■ Problem to work on ■
Without including the pictures, copy out every line below.

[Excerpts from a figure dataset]
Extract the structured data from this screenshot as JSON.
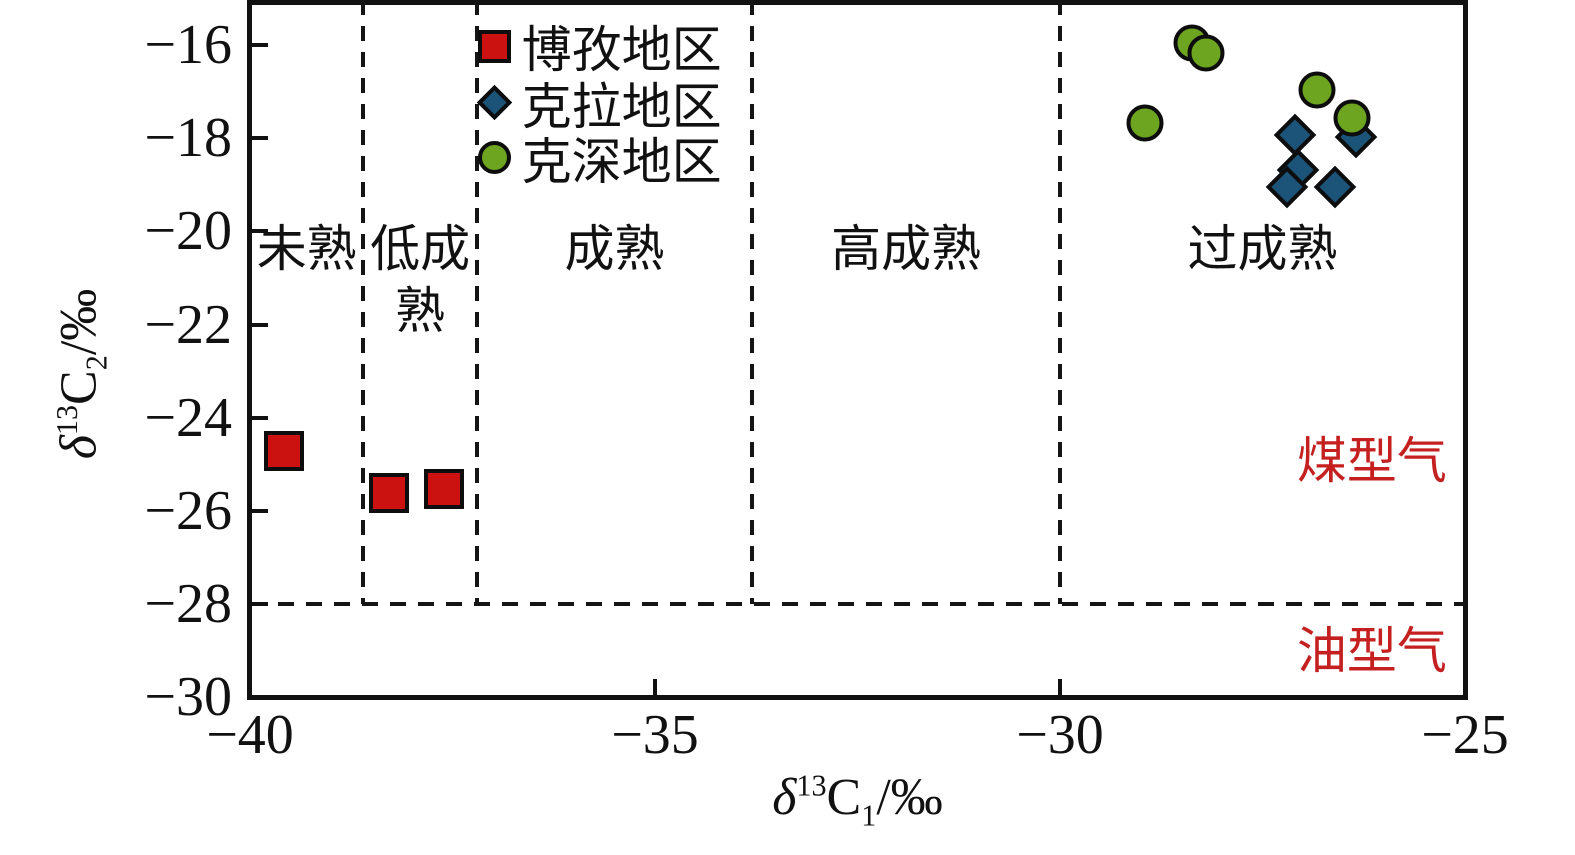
{
  "chart_data": {
    "type": "scatter",
    "background": "#ffffff",
    "frame_color": "#111111",
    "xlabel": {
      "delta": "δ",
      "sup": "13",
      "base": "C",
      "sub": "1",
      "suffix": "/‰"
    },
    "ylabel": {
      "delta": "δ",
      "sup": "13",
      "base": "C",
      "sub": "2",
      "suffix": "/‰"
    },
    "xlim": [
      -40,
      -25
    ],
    "ylim": [
      -30,
      -15.03
    ],
    "grid": false,
    "x_ticks": {
      "values": [
        -40,
        -35,
        -30,
        -25
      ],
      "labels": [
        "−40",
        "−35",
        "−30",
        "−25"
      ],
      "marks": [
        -35,
        -30
      ]
    },
    "y_ticks": {
      "values": [
        -16,
        -18,
        -20,
        -22,
        -24,
        -26,
        -28,
        -30
      ],
      "labels": [
        "−16",
        "−18",
        "−20",
        "−22",
        "−24",
        "−26",
        "−28",
        "−30"
      ],
      "marks": [
        -16,
        -18,
        -20,
        -22,
        -24,
        -26,
        -28
      ]
    },
    "maturity_boundaries_x": [
      -38.6,
      -37.2,
      -33.8,
      -30
    ],
    "maturity_boundaries_end_y": -28,
    "gas_type_divider_y": -28,
    "zone_labels": [
      {
        "text": "未熟",
        "lines": [
          "未熟"
        ],
        "x": -39.3,
        "y": -20.37
      },
      {
        "text": "低成熟",
        "lines": [
          "低成",
          "熟"
        ],
        "x": -37.9,
        "y": -20.37
      },
      {
        "text": "成熟",
        "lines": [
          "成熟"
        ],
        "x": -35.5,
        "y": -20.37
      },
      {
        "text": "高成熟",
        "lines": [
          "高成熟"
        ],
        "x": -31.9,
        "y": -20.37
      },
      {
        "text": "过成熟",
        "lines": [
          "过成熟"
        ],
        "x": -27.5,
        "y": -20.37
      }
    ],
    "region_labels": [
      {
        "text": "煤型气",
        "x": -26.15,
        "y": -24.85,
        "color": "#c52020"
      },
      {
        "text": "油型气",
        "x": -26.15,
        "y": -28.93,
        "color": "#c52020"
      }
    ],
    "legend": {
      "anchor_x": -36.98,
      "rows_y": [
        -16.02,
        -17.24,
        -18.42
      ],
      "items": [
        {
          "label": "博孜地区",
          "marker": "square",
          "fill": "#cc1111"
        },
        {
          "label": "克拉地区",
          "marker": "diamond",
          "fill": "#1b5478"
        },
        {
          "label": "克深地区",
          "marker": "circle",
          "fill": "#6da521"
        }
      ]
    },
    "series": [
      {
        "name": "博孜地区",
        "marker": "square",
        "fill": "#cc1111",
        "stroke": "#0d0d0d",
        "points": [
          [
            -39.58,
            -24.72
          ],
          [
            -38.28,
            -25.62
          ],
          [
            -37.6,
            -25.53
          ]
        ]
      },
      {
        "name": "克拉地区",
        "marker": "diamond",
        "fill": "#1b5478",
        "stroke": "#0d0d0d",
        "points": [
          [
            -27.1,
            -17.93
          ],
          [
            -26.35,
            -17.98
          ],
          [
            -27.06,
            -18.68
          ],
          [
            -27.2,
            -19.05
          ],
          [
            -26.6,
            -19.05
          ]
        ]
      },
      {
        "name": "克深地区",
        "marker": "circle",
        "fill": "#6da521",
        "stroke": "#0d0d0d",
        "points": [
          [
            -28.37,
            -15.96
          ],
          [
            -28.2,
            -16.17
          ],
          [
            -26.83,
            -16.97
          ],
          [
            -26.4,
            -17.57
          ],
          [
            -28.95,
            -17.68
          ]
        ]
      }
    ]
  }
}
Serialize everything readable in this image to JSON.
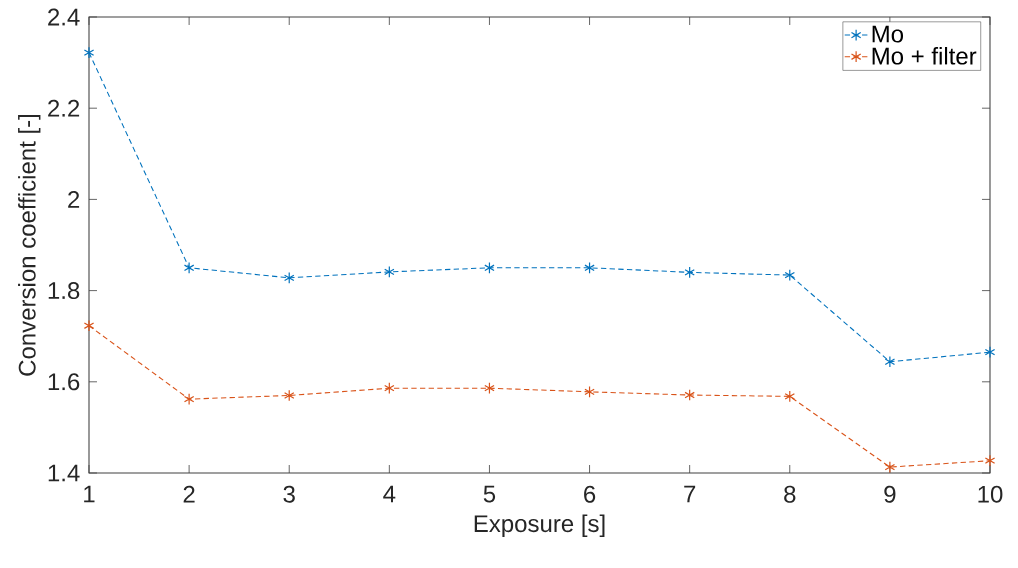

■ Complete output ■
Extract the structured data from this screenshot as JSON.
{
  "chart_data": {
    "type": "scatter",
    "background": "#ffffff",
    "frame_color": "#111111",
    "xlabel": {
      "delta": "δ",
      "sup": "13",
      "base": "C",
      "sub": "1",
      "suffix": "/‰"
    },
    "ylabel": {
      "delta": "δ",
      "sup": "13",
      "base": "C",
      "sub": "2",
      "suffix": "/‰"
    },
    "xlim": [
      -40,
      -25
    ],
    "ylim": [
      -30,
      -15.03
    ],
    "grid": false,
    "x_ticks": {
      "values": [
        -40,
        -35,
        -30,
        -25
      ],
      "labels": [
        "−40",
        "−35",
        "−30",
        "−25"
      ],
      "marks": [
        -35,
        -30
      ]
    },
    "y_ticks": {
      "values": [
        -16,
        -18,
        -20,
        -22,
        -24,
        -26,
        -28,
        -30
      ],
      "labels": [
        "−16",
        "−18",
        "−20",
        "−22",
        "−24",
        "−26",
        "−28",
        "−30"
      ],
      "marks": [
        -16,
        -18,
        -20,
        -22,
        -24,
        -26,
        -28
      ]
    },
    "maturity_boundaries_x": [
      -38.6,
      -37.2,
      -33.8,
      -30
    ],
    "maturity_boundaries_end_y": -28,
    "gas_type_divider_y": -28,
    "zone_labels": [
      {
        "text": "未熟",
        "lines": [
          "未熟"
        ],
        "x": -39.3,
        "y": -20.37
      },
      {
        "text": "低成熟",
        "lines": [
          "低成",
          "熟"
        ],
        "x": -37.9,
        "y": -20.37
      },
      {
        "text": "成熟",
        "lines": [
          "成熟"
        ],
        "x": -35.5,
        "y": -20.37
      },
      {
        "text": "高成熟",
        "lines": [
          "高成熟"
        ],
        "x": -31.9,
        "y": -20.37
      },
      {
        "text": "过成熟",
        "lines": [
          "过成熟"
        ],
        "x": -27.5,
        "y": -20.37
      }
    ],
    "region_labels": [
      {
        "text": "煤型气",
        "x": -26.15,
        "y": -24.85,
        "color": "#c52020"
      },
      {
        "text": "油型气",
        "x": -26.15,
        "y": -28.93,
        "color": "#c52020"
      }
    ],
    "legend": {
      "anchor_x": -36.98,
      "rows_y": [
        -16.02,
        -17.24,
        -18.42
      ],
      "items": [
        {
          "label": "博孜地区",
          "marker": "square",
          "fill": "#cc1111"
        },
        {
          "label": "克拉地区",
          "marker": "diamond",
          "fill": "#1b5478"
        },
        {
          "label": "克深地区",
          "marker": "circle",
          "fill": "#6da521"
        }
      ]
    },
    "series": [
      {
        "name": "博孜地区",
        "marker": "square",
        "fill": "#cc1111",
        "stroke": "#0d0d0d",
        "points": [
          [
            -39.58,
            -24.72
          ],
          [
            -38.28,
            -25.62
          ],
          [
            -37.6,
            -25.53
          ]
        ]
      },
      {
        "name": "克拉地区",
        "marker": "diamond",
        "fill": "#1b5478",
        "stroke": "#0d0d0d",
        "points": [
          [
            -27.1,
            -17.93
          ],
          [
            -26.35,
            -17.98
          ],
          [
            -27.06,
            -18.68
          ],
          [
            -27.2,
            -19.05
          ],
          [
            -26.6,
            -19.05
          ]
        ]
      },
      {
        "name": "克深地区",
        "marker": "circle",
        "fill": "#6da521",
        "stroke": "#0d0d0d",
        "points": [
          [
            -28.37,
            -15.96
          ],
          [
            -28.2,
            -16.17
          ],
          [
            -26.83,
            -16.97
          ],
          [
            -26.4,
            -17.57
          ],
          [
            -28.95,
            -17.68
          ]
        ]
      }
    ]
  }
}
Serialize everything readable in this image to JSON.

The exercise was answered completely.